Excerpt from a dataset
• • • •

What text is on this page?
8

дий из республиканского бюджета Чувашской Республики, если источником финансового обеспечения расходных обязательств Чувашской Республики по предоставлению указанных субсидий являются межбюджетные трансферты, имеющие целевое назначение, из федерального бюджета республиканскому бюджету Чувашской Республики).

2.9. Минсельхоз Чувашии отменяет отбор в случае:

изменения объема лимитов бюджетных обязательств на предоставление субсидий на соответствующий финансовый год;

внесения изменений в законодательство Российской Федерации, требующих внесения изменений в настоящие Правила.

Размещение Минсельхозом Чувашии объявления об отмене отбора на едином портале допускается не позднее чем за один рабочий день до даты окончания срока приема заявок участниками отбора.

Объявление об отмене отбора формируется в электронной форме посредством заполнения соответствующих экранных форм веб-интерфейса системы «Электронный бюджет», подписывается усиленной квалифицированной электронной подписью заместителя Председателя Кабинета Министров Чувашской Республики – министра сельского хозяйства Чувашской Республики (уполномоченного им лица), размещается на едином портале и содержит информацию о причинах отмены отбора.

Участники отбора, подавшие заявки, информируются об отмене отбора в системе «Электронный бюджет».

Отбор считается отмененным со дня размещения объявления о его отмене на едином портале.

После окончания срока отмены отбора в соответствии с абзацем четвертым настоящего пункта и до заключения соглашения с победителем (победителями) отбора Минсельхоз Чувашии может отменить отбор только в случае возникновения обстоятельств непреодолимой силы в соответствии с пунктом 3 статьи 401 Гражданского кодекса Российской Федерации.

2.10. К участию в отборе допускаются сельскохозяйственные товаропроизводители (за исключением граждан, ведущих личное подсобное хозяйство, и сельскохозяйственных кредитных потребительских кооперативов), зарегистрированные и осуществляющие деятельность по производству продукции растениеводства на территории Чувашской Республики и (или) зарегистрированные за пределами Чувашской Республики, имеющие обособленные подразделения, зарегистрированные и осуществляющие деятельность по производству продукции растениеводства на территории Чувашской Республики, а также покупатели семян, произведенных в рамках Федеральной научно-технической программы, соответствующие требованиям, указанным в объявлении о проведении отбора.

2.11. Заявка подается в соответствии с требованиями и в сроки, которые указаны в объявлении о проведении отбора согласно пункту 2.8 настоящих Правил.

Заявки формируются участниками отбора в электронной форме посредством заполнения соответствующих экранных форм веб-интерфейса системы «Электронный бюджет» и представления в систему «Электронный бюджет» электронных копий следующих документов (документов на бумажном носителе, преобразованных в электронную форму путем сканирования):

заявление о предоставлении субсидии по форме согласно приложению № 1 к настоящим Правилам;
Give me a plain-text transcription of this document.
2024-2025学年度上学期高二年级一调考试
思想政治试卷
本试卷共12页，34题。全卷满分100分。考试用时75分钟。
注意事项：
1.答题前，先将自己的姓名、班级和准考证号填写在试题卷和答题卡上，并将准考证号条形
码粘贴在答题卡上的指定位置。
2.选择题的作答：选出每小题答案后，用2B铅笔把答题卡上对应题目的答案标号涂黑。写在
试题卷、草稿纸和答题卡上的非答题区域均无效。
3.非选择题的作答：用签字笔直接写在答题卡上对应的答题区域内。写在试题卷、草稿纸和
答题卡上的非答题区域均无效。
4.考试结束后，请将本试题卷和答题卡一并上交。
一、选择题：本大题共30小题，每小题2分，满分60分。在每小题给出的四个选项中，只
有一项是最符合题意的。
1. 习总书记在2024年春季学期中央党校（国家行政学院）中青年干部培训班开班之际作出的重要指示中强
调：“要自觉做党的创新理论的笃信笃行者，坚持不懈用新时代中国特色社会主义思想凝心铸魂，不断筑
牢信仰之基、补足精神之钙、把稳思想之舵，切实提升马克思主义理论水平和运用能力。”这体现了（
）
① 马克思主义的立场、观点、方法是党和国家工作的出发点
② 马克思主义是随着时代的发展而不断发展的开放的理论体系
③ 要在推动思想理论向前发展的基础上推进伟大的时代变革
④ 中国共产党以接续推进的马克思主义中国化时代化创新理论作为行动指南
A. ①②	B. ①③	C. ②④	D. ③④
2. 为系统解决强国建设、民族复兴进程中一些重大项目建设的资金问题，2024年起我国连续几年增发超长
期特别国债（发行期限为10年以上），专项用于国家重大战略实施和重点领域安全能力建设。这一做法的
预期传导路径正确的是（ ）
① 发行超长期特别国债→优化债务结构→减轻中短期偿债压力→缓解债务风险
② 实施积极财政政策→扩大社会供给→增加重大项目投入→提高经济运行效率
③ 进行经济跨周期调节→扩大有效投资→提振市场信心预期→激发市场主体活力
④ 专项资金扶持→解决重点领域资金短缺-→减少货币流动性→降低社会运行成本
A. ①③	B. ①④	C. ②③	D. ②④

• • • •

Task details → Reproduce the material above exactly; please quote every line of it.

Finished task →
What text is on this page?
8

дий из республиканского бюджета Чувашской Республики, если источником финансового обеспечения расходных обязательств Чувашской Республики по предоставлению указанных субсидий являются межбюджетные трансферты, имеющие целевое назначение, из федерального бюджета республиканскому бюджету Чувашской Республики).

2.9. Минсельхоз Чувашии отменяет отбор в случае:

изменения объема лимитов бюджетных обязательств на предоставление субсидий на соответствующий финансовый год;

внесения изменений в законодательство Российской Федерации, требующих внесения изменений в настоящие Правила.

Размещение Минсельхозом Чувашии объявления об отмене отбора на едином портале допускается не позднее чем за один рабочий день до даты окончания срока приема заявок участниками отбора.

Объявление об отмене отбора формируется в электронной форме посредством заполнения соответствующих экранных форм веб-интерфейса системы «Электронный бюджет», подписывается усиленной квалифицированной электронной подписью заместителя Председателя Кабинета Министров Чувашской Республики – министра сельского хозяйства Чувашской Республики (уполномоченного им лица), размещается на едином портале и содержит информацию о причинах отмены отбора.

Участники отбора, подавшие заявки, информируются об отмене отбора в системе «Электронный бюджет».

Отбор считается отмененным со дня размещения объявления о его отмене на едином портале.

После окончания срока отмены отбора в соответствии с абзацем четвертым настоящего пункта и до заключения соглашения с победителем (победителями) отбора Минсельхоз Чувашии может отменить отбор только в случае возникновения обстоятельств непреодолимой силы в соответствии с пунктом 3 статьи 401 Гражданского кодекса Российской Федерации.

2.10. К участию в отборе допускаются сельскохозяйственные товаропроизводители (за исключением граждан, ведущих личное подсобное хозяйство, и сельскохозяйственных кредитных потребительских кооперативов), зарегистрированные и осуществляющие деятельность по производству продукции растениеводства на территории Чувашской Республики и (или) зарегистрированные за пределами Чувашской Республики, имеющие обособленные подразделения, зарегистрированные и осуществляющие деятельность по производству продукции растениеводства на территории Чувашской Республики, а также покупатели семян, произведенных в рамках Федеральной научно-технической программы, соответствующие требованиям, указанным в объявлении о проведении отбора.

2.11. Заявка подается в соответствии с требованиями и в сроки, которые указаны в объявлении о проведении отбора согласно пункту 2.8 настоящих Правил.

Заявки формируются участниками отбора в электронной форме посредством заполнения соответствующих экранных форм веб-интерфейса системы «Электронный бюджет» и представления в систему «Электронный бюджет» электронных копий следующих документов (документов на бумажном носителе, преобразованных в электронную форму путем сканирования):

заявление о предоставлении субсидии по форме согласно приложению № 1 к настоящим Правилам;
Give me a plain-text transcription of this document.
2024-2025学年度上学期高二年级一调考试
思想政治试卷
本试卷共12页，34题。全卷满分100分。考试用时75分钟。
注意事项：
1.答题前，先将自己的姓名、班级和准考证号填写在试题卷和答题卡上，并将准考证号条形
码粘贴在答题卡上的指定位置。
2.选择题的作答：选出每小题答案后，用2B铅笔把答题卡上对应题目的答案标号涂黑。写在
试题卷、草稿纸和答题卡上的非答题区域均无效。
3.非选择题的作答：用签字笔直接写在答题卡上对应的答题区域内。写在试题卷、草稿纸和
答题卡上的非答题区域均无效。
4.考试结束后，请将本试题卷和答题卡一并上交。
一、选择题：本大题共30小题，每小题2分，满分60分。在每小题给出的四个选项中，只
有一项是最符合题意的。
1. 习总书记在2024年春季学期中央党校（国家行政学院）中青年干部培训班开班之际作出的重要指示中强
调：“要自觉做党的创新理论的笃信笃行者，坚持不懈用新时代中国特色社会主义思想凝心铸魂，不断筑
牢信仰之基、补足精神之钙、把稳思想之舵，切实提升马克思主义理论水平和运用能力。”这体现了（
）
① 马克思主义的立场、观点、方法是党和国家工作的出发点
② 马克思主义是随着时代的发展而不断发展的开放的理论体系
③ 要在推动思想理论向前发展的基础上推进伟大的时代变革
④ 中国共产党以接续推进的马克思主义中国化时代化创新理论作为行动指南
A. ①②	B. ①③	C. ②④	D. ③④
2. 为系统解决强国建设、民族复兴进程中一些重大项目建设的资金问题，2024年起我国连续几年增发超长
期特别国债（发行期限为10年以上），专项用于国家重大战略实施和重点领域安全能力建设。这一做法的
预期传导路径正确的是（ ）
① 发行超长期特别国债→优化债务结构→减轻中短期偿债压力→缓解债务风险
② 实施积极财政政策→扩大社会供给→增加重大项目投入→提高经济运行效率
③ 进行经济跨周期调节→扩大有效投资→提振市场信心预期→激发市场主体活力
④ 专项资金扶持→解决重点领域资金短缺-→减少货币流动性→降低社会运行成本
A. ①③	B. ①④	C. ②③	D. ②④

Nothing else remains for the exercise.